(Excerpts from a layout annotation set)
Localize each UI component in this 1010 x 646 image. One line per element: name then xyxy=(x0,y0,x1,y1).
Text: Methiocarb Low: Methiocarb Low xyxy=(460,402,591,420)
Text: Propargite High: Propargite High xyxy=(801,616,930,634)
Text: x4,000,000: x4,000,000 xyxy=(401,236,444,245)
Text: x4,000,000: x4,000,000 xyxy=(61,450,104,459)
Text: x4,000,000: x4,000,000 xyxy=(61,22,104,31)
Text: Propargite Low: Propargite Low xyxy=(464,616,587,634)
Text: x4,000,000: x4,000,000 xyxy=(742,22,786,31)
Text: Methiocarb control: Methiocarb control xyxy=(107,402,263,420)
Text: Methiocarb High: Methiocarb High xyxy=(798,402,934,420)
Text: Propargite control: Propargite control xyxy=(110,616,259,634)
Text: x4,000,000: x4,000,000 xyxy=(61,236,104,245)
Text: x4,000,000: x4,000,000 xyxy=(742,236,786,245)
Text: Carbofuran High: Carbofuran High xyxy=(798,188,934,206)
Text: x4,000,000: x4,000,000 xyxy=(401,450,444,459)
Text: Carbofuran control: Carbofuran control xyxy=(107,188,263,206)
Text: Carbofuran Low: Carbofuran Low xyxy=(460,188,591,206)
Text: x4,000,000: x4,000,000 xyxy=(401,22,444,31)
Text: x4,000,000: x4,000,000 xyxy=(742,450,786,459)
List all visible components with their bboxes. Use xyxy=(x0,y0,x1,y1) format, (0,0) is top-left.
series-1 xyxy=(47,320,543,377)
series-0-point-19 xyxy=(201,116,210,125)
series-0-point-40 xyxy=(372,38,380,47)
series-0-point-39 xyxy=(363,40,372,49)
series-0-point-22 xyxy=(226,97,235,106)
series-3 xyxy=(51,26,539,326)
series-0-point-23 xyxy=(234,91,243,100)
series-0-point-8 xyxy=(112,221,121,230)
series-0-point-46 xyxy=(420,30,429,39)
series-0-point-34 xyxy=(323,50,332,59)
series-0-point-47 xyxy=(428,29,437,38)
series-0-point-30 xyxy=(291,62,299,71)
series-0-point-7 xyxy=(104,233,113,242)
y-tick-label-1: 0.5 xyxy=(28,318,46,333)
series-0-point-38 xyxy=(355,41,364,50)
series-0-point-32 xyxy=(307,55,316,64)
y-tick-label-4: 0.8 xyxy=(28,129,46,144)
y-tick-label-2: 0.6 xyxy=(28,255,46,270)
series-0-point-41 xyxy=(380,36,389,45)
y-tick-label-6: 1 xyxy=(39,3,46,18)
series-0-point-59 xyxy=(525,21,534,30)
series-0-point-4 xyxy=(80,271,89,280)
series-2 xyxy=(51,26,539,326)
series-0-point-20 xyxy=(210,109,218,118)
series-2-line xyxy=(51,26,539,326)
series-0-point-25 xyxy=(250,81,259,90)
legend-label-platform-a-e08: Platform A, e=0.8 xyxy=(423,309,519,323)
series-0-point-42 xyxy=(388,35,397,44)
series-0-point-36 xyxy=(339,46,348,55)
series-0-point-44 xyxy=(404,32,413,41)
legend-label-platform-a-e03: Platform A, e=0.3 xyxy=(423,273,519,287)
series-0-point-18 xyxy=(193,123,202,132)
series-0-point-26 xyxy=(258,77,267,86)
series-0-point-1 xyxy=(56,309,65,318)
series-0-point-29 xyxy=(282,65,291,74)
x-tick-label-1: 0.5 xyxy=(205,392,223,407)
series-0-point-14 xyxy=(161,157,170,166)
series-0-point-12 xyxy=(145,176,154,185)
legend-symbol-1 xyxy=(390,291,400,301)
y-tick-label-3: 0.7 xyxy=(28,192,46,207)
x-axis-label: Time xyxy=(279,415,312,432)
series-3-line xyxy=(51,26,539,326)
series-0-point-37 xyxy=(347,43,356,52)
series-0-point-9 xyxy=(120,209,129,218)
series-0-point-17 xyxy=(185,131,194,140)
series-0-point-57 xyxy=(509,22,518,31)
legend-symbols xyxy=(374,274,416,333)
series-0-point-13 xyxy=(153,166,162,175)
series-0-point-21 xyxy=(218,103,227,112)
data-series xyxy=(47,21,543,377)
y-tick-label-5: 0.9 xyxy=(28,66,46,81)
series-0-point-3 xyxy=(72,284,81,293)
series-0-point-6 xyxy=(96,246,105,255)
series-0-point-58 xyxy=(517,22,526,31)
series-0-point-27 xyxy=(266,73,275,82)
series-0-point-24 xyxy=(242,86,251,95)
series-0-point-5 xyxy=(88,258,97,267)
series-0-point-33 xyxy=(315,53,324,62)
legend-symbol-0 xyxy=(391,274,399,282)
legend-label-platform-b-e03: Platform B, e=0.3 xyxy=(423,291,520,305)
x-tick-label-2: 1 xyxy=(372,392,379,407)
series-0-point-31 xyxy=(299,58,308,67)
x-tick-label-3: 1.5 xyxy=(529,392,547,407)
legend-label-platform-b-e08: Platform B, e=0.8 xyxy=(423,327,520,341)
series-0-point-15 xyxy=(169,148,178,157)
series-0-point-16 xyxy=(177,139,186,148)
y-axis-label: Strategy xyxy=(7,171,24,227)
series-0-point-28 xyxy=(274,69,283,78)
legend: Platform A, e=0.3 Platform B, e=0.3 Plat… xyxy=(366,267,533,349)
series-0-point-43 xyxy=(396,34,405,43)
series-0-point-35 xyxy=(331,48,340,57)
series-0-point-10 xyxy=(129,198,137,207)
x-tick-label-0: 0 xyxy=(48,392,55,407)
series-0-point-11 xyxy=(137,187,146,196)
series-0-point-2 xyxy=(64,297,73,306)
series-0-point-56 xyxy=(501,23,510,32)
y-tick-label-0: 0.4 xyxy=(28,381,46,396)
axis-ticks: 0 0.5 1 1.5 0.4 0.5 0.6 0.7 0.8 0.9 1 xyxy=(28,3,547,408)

PROBLEM STATEMENT>
Rewrite all of the items above, switching each occurrence of "Methiocarb" to "Thiodicarb" and leaving every other character as it stands.

WRITTEN REPLY>
Localize each UI component in this 1010 x 646 image. One line per element: name then xyxy=(x0,y0,x1,y1).
Text: Thiodicarb Low: Thiodicarb Low xyxy=(460,402,591,420)
Text: Propargite High: Propargite High xyxy=(801,616,930,634)
Text: x4,000,000: x4,000,000 xyxy=(401,236,444,245)
Text: x4,000,000: x4,000,000 xyxy=(61,450,104,459)
Text: x4,000,000: x4,000,000 xyxy=(61,22,104,31)
Text: Propargite Low: Propargite Low xyxy=(464,616,587,634)
Text: x4,000,000: x4,000,000 xyxy=(742,22,786,31)
Text: Thiodicarb control: Thiodicarb control xyxy=(107,402,263,420)
Text: Thiodicarb High: Thiodicarb High xyxy=(798,402,934,420)
Text: Propargite control: Propargite control xyxy=(110,616,259,634)
Text: x4,000,000: x4,000,000 xyxy=(61,236,104,245)
Text: x4,000,000: x4,000,000 xyxy=(742,236,786,245)
Text: Carbofuran High: Carbofuran High xyxy=(798,188,934,206)
Text: x4,000,000: x4,000,000 xyxy=(401,450,444,459)
Text: Carbofuran control: Carbofuran control xyxy=(107,188,263,206)
Text: Carbofuran Low: Carbofuran Low xyxy=(460,188,591,206)
Text: x4,000,000: x4,000,000 xyxy=(401,22,444,31)
Text: x4,000,000: x4,000,000 xyxy=(742,450,786,459)
List all visible components with their bboxes. Use xyxy=(x0,y0,x1,y1) format, (0,0) is top-left.
series-1 xyxy=(47,320,543,377)
series-0-point-19 xyxy=(201,116,210,125)
series-0-point-40 xyxy=(372,38,380,47)
series-0-point-39 xyxy=(363,40,372,49)
series-0-point-22 xyxy=(226,97,235,106)
series-3 xyxy=(51,26,539,326)
series-0-point-23 xyxy=(234,91,243,100)
series-0-point-8 xyxy=(112,221,121,230)
series-0-point-46 xyxy=(420,30,429,39)
series-0-point-34 xyxy=(323,50,332,59)
series-0-point-47 xyxy=(428,29,437,38)
series-0-point-30 xyxy=(291,62,299,71)
series-0-point-7 xyxy=(104,233,113,242)
y-tick-label-1: 0.5 xyxy=(28,318,46,333)
series-0-point-38 xyxy=(355,41,364,50)
series-0-point-32 xyxy=(307,55,316,64)
y-tick-label-4: 0.8 xyxy=(28,129,46,144)
y-tick-label-2: 0.6 xyxy=(28,255,46,270)
series-0-point-41 xyxy=(380,36,389,45)
y-tick-label-6: 1 xyxy=(39,3,46,18)
series-0-point-59 xyxy=(525,21,534,30)
series-0-point-4 xyxy=(80,271,89,280)
series-2 xyxy=(51,26,539,326)
series-0-point-20 xyxy=(210,109,218,118)
series-2-line xyxy=(51,26,539,326)
series-0-point-25 xyxy=(250,81,259,90)
legend-label-platform-a-e08: Platform A, e=0.8 xyxy=(423,309,519,323)
series-0-point-42 xyxy=(388,35,397,44)
series-0-point-36 xyxy=(339,46,348,55)
series-0-point-44 xyxy=(404,32,413,41)
legend-label-platform-a-e03: Platform A, e=0.3 xyxy=(423,273,519,287)
series-0-point-18 xyxy=(193,123,202,132)
series-0-point-26 xyxy=(258,77,267,86)
series-0-point-1 xyxy=(56,309,65,318)
series-0-point-29 xyxy=(282,65,291,74)
x-tick-label-1: 0.5 xyxy=(205,392,223,407)
series-0-point-14 xyxy=(161,157,170,166)
series-0-point-12 xyxy=(145,176,154,185)
legend-symbol-1 xyxy=(390,291,400,301)
y-tick-label-3: 0.7 xyxy=(28,192,46,207)
x-axis-label: Time xyxy=(279,415,312,432)
series-3-line xyxy=(51,26,539,326)
series-0-point-37 xyxy=(347,43,356,52)
series-0-point-9 xyxy=(120,209,129,218)
series-0-point-17 xyxy=(185,131,194,140)
series-0-point-57 xyxy=(509,22,518,31)
legend-symbols xyxy=(374,274,416,333)
series-0-point-13 xyxy=(153,166,162,175)
series-0-point-21 xyxy=(218,103,227,112)
data-series xyxy=(47,21,543,377)
y-tick-label-5: 0.9 xyxy=(28,66,46,81)
series-0-point-3 xyxy=(72,284,81,293)
series-0-point-6 xyxy=(96,246,105,255)
series-0-point-58 xyxy=(517,22,526,31)
series-0-point-27 xyxy=(266,73,275,82)
series-0-point-24 xyxy=(242,86,251,95)
series-0-point-5 xyxy=(88,258,97,267)
series-0-point-33 xyxy=(315,53,324,62)
legend-symbol-0 xyxy=(391,274,399,282)
legend-label-platform-b-e03: Platform B, e=0.3 xyxy=(423,291,520,305)
x-tick-label-2: 1 xyxy=(372,392,379,407)
series-0-point-31 xyxy=(299,58,308,67)
x-tick-label-3: 1.5 xyxy=(529,392,547,407)
legend-label-platform-b-e08: Platform B, e=0.8 xyxy=(423,327,520,341)
series-0-point-15 xyxy=(169,148,178,157)
series-0-point-16 xyxy=(177,139,186,148)
y-axis-label: Strategy xyxy=(7,171,24,227)
series-0-point-28 xyxy=(274,69,283,78)
legend: Platform A, e=0.3 Platform B, e=0.3 Plat… xyxy=(366,267,533,349)
series-0-point-43 xyxy=(396,34,405,43)
series-0-point-35 xyxy=(331,48,340,57)
series-0-point-10 xyxy=(129,198,137,207)
x-tick-label-0: 0 xyxy=(48,392,55,407)
series-0-point-11 xyxy=(137,187,146,196)
series-0-point-2 xyxy=(64,297,73,306)
series-0-point-56 xyxy=(501,23,510,32)
y-tick-label-0: 0.4 xyxy=(28,381,46,396)
axis-ticks: 0 0.5 1 1.5 0.4 0.5 0.6 0.7 0.8 0.9 1 xyxy=(28,3,547,408)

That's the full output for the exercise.